Work instructions:
Count the lines in the entries below that include the word "Vereinsb". Give nothing but the number.

═══ Data for processing ═══

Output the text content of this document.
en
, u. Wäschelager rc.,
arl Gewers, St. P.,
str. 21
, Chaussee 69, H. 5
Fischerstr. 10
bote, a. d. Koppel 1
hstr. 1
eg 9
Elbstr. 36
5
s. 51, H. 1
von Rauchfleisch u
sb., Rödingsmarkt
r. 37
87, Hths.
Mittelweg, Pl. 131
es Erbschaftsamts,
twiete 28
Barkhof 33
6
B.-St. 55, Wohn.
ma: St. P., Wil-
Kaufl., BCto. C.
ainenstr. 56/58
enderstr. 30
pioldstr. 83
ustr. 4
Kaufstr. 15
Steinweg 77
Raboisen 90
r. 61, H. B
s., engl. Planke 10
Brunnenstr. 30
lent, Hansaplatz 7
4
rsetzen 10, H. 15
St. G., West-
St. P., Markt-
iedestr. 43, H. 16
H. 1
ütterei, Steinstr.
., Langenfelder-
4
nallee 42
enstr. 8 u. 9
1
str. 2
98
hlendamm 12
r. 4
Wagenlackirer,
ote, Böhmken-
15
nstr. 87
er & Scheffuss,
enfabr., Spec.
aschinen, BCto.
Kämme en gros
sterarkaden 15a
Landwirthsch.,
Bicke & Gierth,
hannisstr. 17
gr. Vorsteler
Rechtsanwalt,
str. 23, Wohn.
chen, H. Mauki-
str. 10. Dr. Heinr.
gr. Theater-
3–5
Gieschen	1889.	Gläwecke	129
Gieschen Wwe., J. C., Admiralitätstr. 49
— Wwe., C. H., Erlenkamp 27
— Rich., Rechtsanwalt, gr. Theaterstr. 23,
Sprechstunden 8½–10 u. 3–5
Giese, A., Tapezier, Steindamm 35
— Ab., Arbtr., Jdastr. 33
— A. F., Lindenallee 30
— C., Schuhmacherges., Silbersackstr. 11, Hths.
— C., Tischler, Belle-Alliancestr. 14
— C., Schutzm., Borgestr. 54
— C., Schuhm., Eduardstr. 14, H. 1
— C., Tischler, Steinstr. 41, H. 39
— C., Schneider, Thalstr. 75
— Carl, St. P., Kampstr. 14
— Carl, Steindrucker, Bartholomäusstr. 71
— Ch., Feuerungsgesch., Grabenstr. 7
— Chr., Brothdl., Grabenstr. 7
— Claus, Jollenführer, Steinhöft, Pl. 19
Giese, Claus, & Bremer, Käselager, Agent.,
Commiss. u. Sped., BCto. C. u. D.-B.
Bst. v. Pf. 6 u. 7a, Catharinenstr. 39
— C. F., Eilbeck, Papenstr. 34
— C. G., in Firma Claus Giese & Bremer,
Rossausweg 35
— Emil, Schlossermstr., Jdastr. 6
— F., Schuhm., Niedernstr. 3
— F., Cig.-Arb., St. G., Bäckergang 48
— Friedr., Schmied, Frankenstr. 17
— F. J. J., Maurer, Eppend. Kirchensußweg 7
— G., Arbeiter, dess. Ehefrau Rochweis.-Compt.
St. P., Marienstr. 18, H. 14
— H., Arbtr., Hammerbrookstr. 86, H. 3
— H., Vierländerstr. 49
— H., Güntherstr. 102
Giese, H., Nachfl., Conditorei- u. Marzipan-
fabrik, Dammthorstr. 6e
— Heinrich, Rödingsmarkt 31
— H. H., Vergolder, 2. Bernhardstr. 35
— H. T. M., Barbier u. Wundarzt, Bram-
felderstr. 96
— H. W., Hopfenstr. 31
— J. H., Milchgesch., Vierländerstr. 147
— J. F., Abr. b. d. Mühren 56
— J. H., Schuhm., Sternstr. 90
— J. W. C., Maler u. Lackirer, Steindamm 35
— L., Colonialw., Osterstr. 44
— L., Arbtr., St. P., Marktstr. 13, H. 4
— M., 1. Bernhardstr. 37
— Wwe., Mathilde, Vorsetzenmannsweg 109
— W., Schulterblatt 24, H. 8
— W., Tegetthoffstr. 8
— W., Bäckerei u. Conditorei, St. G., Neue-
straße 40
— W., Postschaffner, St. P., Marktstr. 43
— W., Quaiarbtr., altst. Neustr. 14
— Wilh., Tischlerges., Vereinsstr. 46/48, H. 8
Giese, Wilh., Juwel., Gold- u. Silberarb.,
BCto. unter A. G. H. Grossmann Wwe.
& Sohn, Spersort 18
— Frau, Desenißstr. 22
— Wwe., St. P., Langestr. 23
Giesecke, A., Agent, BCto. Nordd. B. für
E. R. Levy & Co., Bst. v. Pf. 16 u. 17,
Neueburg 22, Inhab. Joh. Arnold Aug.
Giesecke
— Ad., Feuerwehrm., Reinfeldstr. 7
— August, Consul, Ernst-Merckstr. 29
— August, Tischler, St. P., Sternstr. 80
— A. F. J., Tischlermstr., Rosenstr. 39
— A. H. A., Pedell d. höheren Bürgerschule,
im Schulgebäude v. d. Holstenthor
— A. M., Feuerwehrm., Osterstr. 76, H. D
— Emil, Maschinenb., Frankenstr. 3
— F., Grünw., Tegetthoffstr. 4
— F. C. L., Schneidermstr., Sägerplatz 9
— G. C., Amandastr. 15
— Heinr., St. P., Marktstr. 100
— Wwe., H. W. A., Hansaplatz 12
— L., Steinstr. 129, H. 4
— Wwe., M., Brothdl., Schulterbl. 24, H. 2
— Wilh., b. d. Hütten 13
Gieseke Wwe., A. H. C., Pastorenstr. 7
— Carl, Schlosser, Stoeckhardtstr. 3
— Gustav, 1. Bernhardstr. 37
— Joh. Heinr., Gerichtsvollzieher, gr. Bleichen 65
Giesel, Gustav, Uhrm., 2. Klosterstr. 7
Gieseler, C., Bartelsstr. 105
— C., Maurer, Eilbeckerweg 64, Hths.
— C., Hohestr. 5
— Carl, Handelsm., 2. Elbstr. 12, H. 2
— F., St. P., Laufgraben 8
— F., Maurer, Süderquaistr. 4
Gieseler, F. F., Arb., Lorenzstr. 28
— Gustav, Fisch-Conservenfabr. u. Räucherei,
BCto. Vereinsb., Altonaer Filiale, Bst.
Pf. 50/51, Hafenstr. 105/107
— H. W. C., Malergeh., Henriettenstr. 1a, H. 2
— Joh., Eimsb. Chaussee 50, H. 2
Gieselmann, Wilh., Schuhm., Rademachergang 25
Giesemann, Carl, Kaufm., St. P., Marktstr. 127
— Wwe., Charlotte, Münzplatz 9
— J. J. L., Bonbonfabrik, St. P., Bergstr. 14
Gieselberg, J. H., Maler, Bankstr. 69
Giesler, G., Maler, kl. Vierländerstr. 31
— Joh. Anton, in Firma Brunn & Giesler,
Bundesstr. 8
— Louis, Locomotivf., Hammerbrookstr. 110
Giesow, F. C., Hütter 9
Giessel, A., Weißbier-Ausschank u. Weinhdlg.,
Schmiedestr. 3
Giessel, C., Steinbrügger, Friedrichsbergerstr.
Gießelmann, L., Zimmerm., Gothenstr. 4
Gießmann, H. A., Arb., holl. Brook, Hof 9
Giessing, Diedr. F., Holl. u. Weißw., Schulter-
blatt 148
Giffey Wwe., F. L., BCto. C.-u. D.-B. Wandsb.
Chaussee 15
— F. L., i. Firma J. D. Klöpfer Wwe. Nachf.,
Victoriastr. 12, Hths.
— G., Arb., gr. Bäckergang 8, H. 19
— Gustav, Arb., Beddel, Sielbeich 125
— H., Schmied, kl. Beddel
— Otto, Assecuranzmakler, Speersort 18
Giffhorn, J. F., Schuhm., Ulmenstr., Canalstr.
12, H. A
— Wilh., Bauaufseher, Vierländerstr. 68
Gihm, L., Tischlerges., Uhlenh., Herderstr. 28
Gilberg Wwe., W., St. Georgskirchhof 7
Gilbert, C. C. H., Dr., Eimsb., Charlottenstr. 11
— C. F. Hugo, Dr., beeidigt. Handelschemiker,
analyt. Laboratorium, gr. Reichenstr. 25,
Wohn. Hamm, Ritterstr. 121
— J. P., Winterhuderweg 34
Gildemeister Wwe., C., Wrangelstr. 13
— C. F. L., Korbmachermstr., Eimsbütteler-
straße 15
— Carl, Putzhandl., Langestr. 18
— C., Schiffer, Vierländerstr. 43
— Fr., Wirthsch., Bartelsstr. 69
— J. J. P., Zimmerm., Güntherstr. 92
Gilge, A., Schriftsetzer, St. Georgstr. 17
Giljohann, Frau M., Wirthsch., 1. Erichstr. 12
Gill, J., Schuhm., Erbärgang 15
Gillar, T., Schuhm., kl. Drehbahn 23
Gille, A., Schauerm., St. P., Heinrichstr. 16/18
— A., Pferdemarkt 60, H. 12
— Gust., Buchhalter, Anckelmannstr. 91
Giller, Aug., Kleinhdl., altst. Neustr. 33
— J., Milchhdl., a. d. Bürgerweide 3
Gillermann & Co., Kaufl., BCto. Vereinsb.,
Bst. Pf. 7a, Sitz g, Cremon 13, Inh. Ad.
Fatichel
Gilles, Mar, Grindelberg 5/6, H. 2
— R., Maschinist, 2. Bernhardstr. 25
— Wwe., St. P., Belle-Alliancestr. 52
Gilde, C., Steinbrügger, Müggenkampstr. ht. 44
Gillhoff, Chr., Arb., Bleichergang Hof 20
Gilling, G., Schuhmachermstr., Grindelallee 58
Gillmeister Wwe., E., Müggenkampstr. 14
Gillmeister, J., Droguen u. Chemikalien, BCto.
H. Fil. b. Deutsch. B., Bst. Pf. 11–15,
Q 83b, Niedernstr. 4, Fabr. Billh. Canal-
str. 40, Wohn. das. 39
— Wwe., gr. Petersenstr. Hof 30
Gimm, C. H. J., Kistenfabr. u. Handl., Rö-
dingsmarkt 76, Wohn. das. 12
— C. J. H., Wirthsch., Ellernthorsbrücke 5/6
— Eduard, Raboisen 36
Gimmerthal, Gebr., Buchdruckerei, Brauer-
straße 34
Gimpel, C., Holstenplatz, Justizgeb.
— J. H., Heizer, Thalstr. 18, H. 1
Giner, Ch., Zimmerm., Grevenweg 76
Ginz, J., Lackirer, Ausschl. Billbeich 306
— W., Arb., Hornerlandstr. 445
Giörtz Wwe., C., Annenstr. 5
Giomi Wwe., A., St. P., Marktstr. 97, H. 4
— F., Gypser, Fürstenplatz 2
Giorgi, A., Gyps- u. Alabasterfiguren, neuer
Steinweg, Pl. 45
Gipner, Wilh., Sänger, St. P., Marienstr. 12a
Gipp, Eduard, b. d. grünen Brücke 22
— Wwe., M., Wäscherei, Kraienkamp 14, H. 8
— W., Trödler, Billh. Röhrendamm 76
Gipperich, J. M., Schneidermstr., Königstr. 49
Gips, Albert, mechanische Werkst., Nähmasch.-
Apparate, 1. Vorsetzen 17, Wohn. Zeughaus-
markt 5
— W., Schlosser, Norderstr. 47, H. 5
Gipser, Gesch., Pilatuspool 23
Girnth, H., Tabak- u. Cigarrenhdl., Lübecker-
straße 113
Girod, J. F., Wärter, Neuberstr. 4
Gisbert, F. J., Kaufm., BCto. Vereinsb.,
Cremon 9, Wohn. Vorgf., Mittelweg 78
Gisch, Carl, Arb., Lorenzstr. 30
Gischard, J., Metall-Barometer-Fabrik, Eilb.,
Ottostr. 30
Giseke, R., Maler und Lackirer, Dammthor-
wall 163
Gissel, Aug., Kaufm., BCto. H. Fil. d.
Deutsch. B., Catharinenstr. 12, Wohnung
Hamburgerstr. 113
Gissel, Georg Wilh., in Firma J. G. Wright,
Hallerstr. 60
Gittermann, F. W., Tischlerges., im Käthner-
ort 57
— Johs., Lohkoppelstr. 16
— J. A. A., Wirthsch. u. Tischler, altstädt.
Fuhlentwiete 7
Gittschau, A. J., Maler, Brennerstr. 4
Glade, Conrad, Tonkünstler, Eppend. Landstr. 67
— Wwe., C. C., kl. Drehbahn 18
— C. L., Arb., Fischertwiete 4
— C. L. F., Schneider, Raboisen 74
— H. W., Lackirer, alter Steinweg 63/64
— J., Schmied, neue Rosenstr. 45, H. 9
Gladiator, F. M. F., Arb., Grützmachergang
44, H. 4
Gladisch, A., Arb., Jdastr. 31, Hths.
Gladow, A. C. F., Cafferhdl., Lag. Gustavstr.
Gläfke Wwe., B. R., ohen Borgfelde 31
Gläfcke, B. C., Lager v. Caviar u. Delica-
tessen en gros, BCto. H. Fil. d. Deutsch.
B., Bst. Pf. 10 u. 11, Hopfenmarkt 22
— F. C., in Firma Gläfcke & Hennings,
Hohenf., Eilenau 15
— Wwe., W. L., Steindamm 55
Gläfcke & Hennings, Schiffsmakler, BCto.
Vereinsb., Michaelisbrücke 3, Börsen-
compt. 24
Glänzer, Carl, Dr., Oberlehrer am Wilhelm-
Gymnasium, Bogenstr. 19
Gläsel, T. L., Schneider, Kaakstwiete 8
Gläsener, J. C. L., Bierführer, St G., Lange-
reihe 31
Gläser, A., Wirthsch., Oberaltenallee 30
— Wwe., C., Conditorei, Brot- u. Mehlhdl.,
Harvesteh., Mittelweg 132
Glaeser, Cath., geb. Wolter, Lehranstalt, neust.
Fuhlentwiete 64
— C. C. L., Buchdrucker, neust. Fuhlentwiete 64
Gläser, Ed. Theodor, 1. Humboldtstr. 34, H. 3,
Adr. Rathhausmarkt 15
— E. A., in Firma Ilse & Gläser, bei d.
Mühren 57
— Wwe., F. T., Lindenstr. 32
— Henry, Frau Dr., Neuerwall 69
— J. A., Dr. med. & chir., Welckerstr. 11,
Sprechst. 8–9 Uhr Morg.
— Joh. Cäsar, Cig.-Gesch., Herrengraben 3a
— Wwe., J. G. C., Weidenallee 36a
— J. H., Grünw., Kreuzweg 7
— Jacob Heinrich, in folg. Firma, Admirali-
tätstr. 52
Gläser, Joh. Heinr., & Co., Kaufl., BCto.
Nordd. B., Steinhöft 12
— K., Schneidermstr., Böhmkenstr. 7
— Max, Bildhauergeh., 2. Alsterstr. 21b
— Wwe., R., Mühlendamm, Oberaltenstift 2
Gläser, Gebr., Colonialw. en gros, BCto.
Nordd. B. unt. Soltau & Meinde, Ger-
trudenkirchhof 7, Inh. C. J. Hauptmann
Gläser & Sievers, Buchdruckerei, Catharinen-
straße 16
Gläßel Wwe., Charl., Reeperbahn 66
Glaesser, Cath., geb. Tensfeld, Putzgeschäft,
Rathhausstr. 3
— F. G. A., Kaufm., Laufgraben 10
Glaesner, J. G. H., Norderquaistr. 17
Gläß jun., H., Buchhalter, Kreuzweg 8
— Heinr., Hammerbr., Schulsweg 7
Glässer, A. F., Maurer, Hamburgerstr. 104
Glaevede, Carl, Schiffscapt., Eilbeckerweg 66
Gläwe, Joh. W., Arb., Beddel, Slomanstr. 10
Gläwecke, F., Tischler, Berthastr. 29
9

═══

Response:
4